■ Set task
Give all of the lines again exactly as they read.

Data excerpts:
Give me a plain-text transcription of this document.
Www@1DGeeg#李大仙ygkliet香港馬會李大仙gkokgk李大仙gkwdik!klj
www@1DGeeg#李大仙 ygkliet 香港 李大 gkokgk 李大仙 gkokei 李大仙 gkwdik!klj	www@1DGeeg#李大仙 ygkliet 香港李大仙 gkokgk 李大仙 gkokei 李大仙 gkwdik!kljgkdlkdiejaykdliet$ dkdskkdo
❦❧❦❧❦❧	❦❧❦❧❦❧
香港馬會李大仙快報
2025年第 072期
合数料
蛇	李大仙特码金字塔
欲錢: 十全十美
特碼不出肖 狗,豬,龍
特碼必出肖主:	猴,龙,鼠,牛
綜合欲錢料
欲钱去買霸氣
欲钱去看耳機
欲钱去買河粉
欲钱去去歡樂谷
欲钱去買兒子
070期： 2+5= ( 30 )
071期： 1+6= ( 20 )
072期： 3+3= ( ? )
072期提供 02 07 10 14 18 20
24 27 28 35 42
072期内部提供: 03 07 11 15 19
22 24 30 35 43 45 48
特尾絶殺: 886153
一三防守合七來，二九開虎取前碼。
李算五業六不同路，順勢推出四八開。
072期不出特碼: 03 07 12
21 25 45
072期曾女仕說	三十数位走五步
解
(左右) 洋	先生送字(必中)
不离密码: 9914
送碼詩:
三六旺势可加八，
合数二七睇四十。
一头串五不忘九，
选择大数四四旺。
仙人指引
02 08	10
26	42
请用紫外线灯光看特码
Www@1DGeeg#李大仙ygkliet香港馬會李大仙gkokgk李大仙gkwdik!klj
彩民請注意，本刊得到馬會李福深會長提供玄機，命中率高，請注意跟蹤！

■ Reply
Give me a plain-text transcription of this document.
Www@1DGeeg#李大仙ygkliet香港馬會李大仙gkokgk李大仙gkwdik!klj
www@1DGeeg#李大仙 ygkliet 香港 李大 gkokgk 李大仙 gkokei 李大仙 gkwdik!klj	www@1DGeeg#李大仙 ygkliet 香港李大仙 gkokgk 李大仙 gkokei 李大仙 gkwdik!kljgkdlkdiejaykdliet$ dkdskkdo
❦❧❦❧❦❧	❦❧❦❧❦❧
香港馬會李大仙快報
2025年第 072期
合数料
蛇	李大仙特码金字塔
欲錢: 十全十美
特碼不出肖 狗,豬,龍
特碼必出肖主:	猴,龙,鼠,牛
綜合欲錢料
欲钱去買霸氣
欲钱去看耳機
欲钱去買河粉
欲钱去去歡樂谷
欲钱去買兒子
070期： 2+5= ( 30 )
071期： 1+6= ( 20 )
072期： 3+3= ( ? )
072期提供 02 07 10 14 18 20
24 27 28 35 42
072期内部提供: 03 07 11 15 19
22 24 30 35 43 45 48
特尾絶殺: 886153
一三防守合七來，二九開虎取前碼。
李算五業六不同路，順勢推出四八開。
072期不出特碼: 03 07 12
21 25 45
072期曾女仕說	三十数位走五步
解
(左右) 洋	先生送字(必中)
不离密码: 9914
送碼詩:
三六旺势可加八，
合数二七睇四十。
一头串五不忘九，
选择大数四四旺。
仙人指引
02 08	10
26	42
请用紫外线灯光看特码
Www@1DGeeg#李大仙ygkliet香港馬會李大仙gkokgk李大仙gkwdik!klj
彩民請注意，本刊得到馬會李福深會長提供玄機，命中率高，請注意跟蹤！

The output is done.